- TASKS TO PERFORM -
1. Answer these questions using the learning design post, giving each answer on its own line marked to match:
(a) Which organization's Instructional Design team does the post mention?
(b) What does the post compare learning to in the days when teachers wore gowns?
(c) Which two sets of guidance are named as underpinning the team's work?
2. Summarize the learning design post in two sentences.
3. Continue the learning design post from its final sentence.

- PROVIDED TEXT -
###
Posted on June 24, 2015 by Stephen Lowe

Stephen in thought

As a learning designer, I've still got a lot to learn. Not about learning, but about the business of learning. 

Changing times

Back in the day, when teachers wore gowns and boys had short haircuts, the teacher was a superior being who dictated what the lesson would be, and how the outcomes would be judged.
Learning was like school dinners: there it is, if you don't like it, go hungry. Or, in the tougher establishments like the ones I attended: there it is, eat every last bit of it, even if it is disgusting, it's good for you, and you can't leave the dining room until you've made a clean plate. Homework and detention were very much the same thing but went by a different name. But now the student and her parents are the customer and the learning spaces, methods, and materials are our product.

Now we've swung our thinking around and most people subscribe to the environments and principles of modern learning. The expectation in this new learning environment is for continuous pedagogical and technical innovation. Unchanged for hundreds of years, the rate of change of learning is now a power curve. Consequently, we find ourselves in need of some professional development in the area of innovation and business start-up. I say start-up because the change from old school to new school is so radical it's an entirely different world.

Learner focus

The learning designers on the Instructional Design team at CORE Education are totally committed to taking a learner focus, as opposed to a curriculum focus, or worse, a teacher focus. However, old habits die hard. As the oldest member of the team I sometimes need to be reminded to focus on the learner, their motivations, and their needs. That may be a narrow profile that we can target with pinpoint accuracy, more often the learners fit into a broad spectrum of people and then the task is harder. 

The principles of Universal Design for Learning and the tenets of the Web Content Accessibility Guidelines act as our guide and underpin our work, but really it boils down to giving the learner ownership and offering them choice. Especially with adult learners, but with younger learners too, it's like asking: what do you want to be able to do; what do you need to learn to do that; how do you want to learn it; and how do you want to demonstrate that you can now do that thing you identified at the start? So, what we really design and build these days is not learning, but a framework for learning.
###
- DATA SHOWN -
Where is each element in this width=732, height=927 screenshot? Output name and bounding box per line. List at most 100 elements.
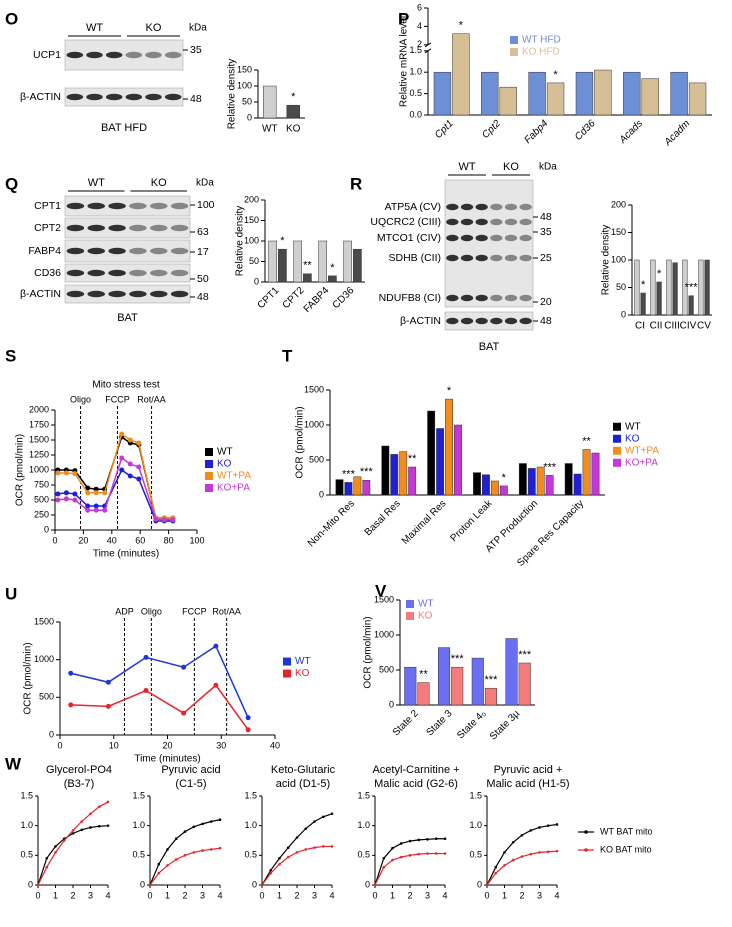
###
- EXERCISE ANSWERS -
1.
(a) CORE Education
(b) School dinners
(c) The principles of Universal Design for Learning and the tenets of the Web Content Accessibility Guidelines

2. Learning has moved from lessons dictated by the teacher to a model in which students and their parents are the customers, and the new environment expects continuous pedagogical and technical innovation. The Instructional Design team at CORE Education takes a learner focus, guided by Universal Design for Learning and the Web Content Accessibility Guidelines, and now designs frameworks for learning that give learners ownership and choice.

3.
Fiscal challenge

CORE Education is not for profit, but we still need to make money just to survive. To this end, we have established an internal incubator, not unlike Google Labs, but on a more modest scale. Our learning designers are among those who have put forward project ideas. It's burned into our psyche to think: How can my idea improve the quality of our learning designs and implementations? But now we need to think: How can my idea improve the quality of our learning designs and implementations, and be productised, and be monetised?

Virtual challenge

Productise and monetise are not words that come easily to our lips. We don't like to dirty our hands with the filthy lucre. So it's a challenge, and show me a learning designer who does not rise to a challenge! One popular innovation process that we take to like ducks to water is Design Thinking. We workshop the learning problem. The workshop unfolds in stages: empathise, define, ideate, prototype, and test. At its best Design Thinking is high-energy fun, iterative, productive, and ultimately points to one or more candidate solutions. While you can do it at four tables pushed together in your nearest cafe, ideally it takes place in a specially designed collaborative space with aids like portable whiteboards, projection screens, configurable furniture, and soundproof pods. Either way, that's face-to-face. So, here's the Challenge for our team, because we are a virtual team, and we rarely meet face-to-face. How do we innovate effectively in a virtual incubator?

Risk taking

I don't have the answer, but I'm looking for it. For years, I sat on a domain name, virtualincubator.co.nz, but recently I let it go. I keep having ideas for learning frameworks, most recently, an alternate reality games in education framework (ARGEF). But I continue to stare at the wall, racking my brains for how to productize and monetize it. Such is the life of the budding entrepreneur. What gives me hope are the experiences of most start-ups today: the business model is elusive; there is usually a long freeware phase; the freeware phase often morphs into a freemium model; and, the sun has set on the boxed product. Risk taking and failure are wholly acceptable in this brave new world. Success stories usually reference several preceding failed attempts. Perseverance seems to be the key.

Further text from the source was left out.